— Begin The data —

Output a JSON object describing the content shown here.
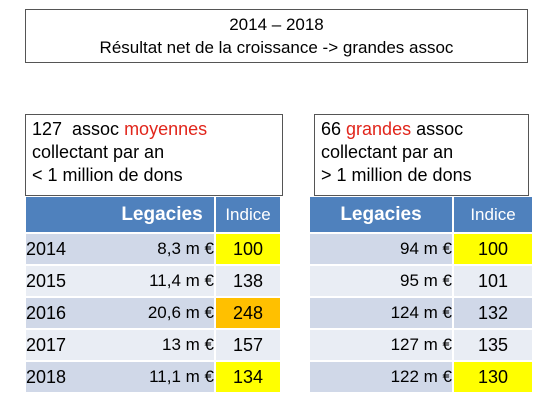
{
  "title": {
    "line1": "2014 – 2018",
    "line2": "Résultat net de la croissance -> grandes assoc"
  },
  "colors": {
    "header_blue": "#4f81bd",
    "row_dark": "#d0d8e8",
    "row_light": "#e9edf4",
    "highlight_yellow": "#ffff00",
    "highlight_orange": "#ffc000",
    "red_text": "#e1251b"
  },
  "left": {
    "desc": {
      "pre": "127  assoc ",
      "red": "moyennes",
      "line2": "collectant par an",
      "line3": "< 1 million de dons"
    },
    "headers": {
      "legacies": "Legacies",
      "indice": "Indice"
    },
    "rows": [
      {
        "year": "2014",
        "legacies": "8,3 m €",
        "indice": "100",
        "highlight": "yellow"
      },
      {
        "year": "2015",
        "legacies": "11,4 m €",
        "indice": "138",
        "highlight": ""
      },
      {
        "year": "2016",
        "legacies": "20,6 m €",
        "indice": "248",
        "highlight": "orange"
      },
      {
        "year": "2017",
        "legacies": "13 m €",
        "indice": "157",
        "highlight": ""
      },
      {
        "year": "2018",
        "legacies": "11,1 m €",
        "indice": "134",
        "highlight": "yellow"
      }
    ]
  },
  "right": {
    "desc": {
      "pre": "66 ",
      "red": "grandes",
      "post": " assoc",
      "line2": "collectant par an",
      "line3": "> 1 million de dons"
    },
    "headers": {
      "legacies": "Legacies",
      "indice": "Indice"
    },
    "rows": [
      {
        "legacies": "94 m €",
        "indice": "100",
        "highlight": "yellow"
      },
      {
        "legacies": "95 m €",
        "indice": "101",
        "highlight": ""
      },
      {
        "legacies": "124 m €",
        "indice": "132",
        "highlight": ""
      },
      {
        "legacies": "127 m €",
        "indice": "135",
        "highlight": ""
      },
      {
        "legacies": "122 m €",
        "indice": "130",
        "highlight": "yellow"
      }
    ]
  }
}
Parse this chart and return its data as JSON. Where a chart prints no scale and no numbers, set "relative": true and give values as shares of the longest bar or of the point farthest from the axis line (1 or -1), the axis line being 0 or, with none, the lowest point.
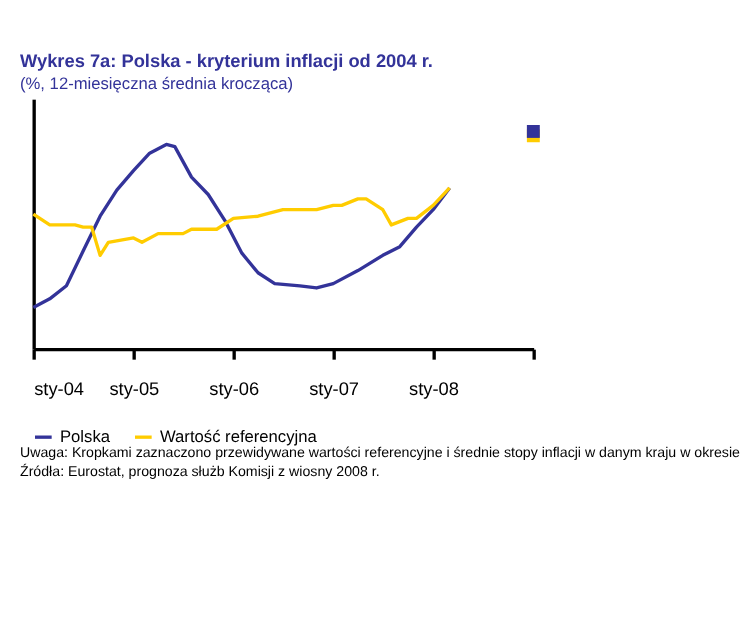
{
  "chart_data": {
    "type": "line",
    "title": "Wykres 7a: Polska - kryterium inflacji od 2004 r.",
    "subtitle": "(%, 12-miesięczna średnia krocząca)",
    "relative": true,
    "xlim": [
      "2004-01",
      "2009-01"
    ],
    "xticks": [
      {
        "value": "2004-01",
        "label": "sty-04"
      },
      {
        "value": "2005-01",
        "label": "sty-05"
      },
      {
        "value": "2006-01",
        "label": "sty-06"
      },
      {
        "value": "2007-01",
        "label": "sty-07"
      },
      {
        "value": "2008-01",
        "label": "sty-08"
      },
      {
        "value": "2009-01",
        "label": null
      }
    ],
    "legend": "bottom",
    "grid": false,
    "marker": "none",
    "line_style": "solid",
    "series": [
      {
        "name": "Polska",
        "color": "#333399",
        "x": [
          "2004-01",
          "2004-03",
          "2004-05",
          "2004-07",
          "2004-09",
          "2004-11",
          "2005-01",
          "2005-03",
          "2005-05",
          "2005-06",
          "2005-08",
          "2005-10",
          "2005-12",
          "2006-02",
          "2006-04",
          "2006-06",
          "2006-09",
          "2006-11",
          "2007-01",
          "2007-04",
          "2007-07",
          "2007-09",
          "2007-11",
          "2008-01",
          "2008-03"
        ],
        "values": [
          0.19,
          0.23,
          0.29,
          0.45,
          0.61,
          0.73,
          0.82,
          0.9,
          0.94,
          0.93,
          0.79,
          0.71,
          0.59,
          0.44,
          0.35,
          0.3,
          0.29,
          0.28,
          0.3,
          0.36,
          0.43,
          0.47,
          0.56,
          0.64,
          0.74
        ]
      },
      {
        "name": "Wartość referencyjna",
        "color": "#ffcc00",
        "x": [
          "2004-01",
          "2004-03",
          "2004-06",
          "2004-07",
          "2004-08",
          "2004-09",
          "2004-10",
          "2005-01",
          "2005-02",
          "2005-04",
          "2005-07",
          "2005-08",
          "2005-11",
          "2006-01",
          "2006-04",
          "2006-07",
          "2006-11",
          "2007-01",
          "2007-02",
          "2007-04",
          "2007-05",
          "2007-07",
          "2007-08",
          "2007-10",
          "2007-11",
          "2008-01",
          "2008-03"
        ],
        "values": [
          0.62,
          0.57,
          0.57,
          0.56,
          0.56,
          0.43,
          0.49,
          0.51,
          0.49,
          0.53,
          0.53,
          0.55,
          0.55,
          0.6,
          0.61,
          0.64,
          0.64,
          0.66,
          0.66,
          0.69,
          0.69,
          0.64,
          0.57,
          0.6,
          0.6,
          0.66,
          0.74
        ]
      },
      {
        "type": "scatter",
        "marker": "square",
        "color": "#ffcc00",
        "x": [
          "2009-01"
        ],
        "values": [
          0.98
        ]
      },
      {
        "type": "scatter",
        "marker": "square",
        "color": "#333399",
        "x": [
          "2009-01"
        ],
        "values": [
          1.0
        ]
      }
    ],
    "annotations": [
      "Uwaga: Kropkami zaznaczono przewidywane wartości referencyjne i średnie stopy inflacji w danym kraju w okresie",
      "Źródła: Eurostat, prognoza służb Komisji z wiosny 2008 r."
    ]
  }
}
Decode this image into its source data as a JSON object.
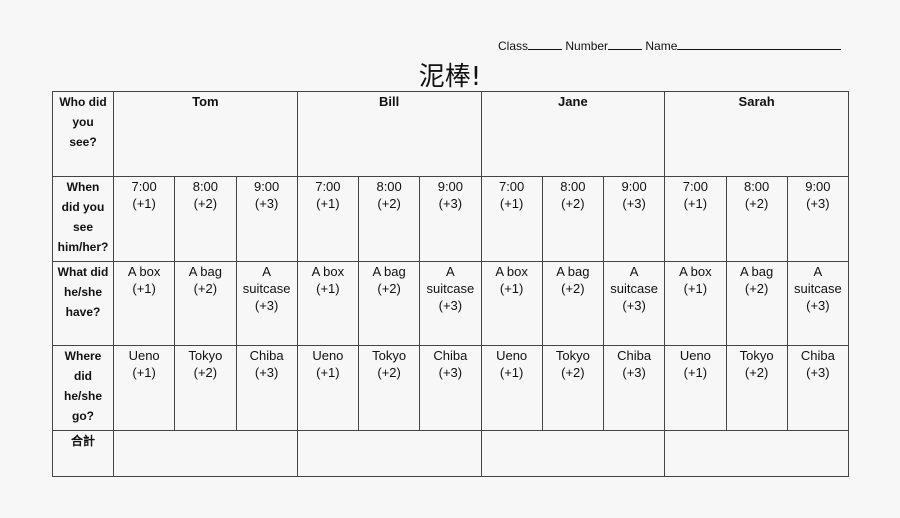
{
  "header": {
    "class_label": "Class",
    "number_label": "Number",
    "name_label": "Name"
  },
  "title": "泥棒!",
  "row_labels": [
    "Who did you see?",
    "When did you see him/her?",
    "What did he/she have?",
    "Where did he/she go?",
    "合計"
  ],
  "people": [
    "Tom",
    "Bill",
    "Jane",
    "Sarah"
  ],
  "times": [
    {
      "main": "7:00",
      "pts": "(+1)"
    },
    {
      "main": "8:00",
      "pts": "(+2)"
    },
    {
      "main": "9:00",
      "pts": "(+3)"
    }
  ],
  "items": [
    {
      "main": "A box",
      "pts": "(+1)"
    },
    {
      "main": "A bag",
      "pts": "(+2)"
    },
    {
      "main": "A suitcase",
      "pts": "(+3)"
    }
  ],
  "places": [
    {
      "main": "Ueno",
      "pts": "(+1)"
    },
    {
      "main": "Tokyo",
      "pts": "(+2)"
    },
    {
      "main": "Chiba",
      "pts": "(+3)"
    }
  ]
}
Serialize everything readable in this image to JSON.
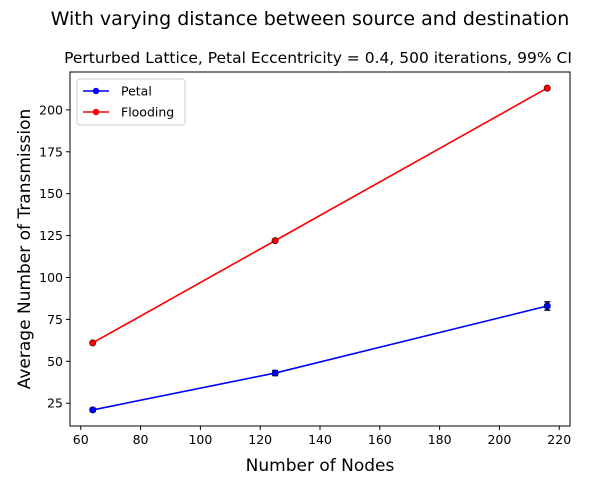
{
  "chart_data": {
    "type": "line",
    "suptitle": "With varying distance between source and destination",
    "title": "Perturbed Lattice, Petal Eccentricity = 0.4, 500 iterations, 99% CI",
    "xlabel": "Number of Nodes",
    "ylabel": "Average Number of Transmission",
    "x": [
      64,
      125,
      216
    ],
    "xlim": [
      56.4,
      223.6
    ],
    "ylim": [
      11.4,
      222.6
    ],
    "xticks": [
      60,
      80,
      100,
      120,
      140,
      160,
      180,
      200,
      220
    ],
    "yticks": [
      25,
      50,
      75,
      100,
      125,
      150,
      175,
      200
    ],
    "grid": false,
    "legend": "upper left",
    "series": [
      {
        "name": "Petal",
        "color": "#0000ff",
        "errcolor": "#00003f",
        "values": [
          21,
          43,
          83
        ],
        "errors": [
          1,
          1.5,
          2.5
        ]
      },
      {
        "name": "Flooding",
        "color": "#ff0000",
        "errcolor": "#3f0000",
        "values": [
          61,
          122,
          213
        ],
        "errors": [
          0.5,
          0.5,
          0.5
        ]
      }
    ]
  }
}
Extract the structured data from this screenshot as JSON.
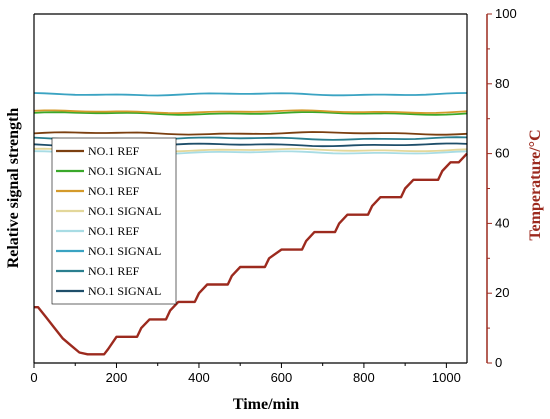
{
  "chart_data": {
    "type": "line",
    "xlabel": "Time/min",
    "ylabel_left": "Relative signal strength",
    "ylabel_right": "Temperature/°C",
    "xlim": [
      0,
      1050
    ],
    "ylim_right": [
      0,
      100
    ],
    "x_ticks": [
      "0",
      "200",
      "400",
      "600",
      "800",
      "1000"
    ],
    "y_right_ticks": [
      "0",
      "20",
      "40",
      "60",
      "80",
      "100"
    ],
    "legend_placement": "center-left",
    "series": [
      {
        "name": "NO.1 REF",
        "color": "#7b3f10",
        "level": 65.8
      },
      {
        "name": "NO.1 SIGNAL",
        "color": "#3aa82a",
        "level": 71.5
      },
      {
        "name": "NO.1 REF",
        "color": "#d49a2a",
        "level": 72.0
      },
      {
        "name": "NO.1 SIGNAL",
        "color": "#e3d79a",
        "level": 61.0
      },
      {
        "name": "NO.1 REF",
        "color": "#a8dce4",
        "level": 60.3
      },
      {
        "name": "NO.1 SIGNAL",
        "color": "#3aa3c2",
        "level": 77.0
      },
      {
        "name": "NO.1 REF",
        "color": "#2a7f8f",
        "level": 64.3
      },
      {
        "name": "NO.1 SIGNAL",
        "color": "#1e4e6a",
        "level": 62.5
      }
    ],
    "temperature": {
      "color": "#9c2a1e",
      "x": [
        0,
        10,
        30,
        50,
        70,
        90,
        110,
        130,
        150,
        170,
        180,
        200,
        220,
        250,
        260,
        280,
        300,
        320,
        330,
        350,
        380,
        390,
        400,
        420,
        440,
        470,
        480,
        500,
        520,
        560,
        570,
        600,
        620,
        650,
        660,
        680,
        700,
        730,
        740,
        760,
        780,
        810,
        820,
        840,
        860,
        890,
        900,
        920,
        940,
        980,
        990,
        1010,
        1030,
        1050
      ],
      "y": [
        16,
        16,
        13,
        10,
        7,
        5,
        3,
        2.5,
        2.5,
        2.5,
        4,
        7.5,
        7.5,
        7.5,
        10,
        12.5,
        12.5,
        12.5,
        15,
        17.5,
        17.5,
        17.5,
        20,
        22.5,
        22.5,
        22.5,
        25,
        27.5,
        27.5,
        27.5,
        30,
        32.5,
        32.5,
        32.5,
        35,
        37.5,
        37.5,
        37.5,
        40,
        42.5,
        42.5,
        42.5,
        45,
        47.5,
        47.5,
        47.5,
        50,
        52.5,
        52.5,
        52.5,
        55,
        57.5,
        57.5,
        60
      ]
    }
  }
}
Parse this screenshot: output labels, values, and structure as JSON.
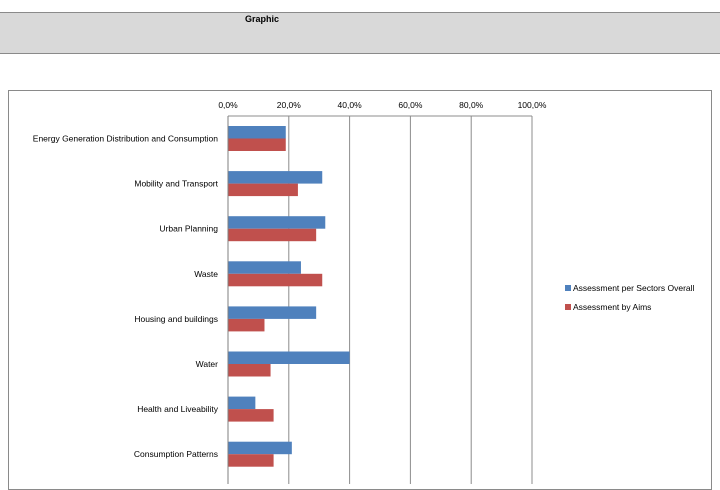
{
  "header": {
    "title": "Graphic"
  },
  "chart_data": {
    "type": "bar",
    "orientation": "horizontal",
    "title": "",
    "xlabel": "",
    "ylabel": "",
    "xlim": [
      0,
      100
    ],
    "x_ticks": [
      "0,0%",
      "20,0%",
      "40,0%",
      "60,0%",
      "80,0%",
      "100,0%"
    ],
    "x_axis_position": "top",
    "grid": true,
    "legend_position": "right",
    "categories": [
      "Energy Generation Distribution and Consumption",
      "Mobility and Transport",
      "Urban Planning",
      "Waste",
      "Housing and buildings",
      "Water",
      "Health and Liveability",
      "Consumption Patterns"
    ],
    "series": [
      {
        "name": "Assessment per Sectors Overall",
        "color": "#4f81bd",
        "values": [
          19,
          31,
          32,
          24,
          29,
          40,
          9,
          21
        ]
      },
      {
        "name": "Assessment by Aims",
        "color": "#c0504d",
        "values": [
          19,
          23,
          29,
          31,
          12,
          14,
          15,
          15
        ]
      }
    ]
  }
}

— End The data —

■ **What the task asks**:
Each line that has the word "Petal" counts once. How many such lines are in the data? Give the number alone.

■ **Expected answer**:
2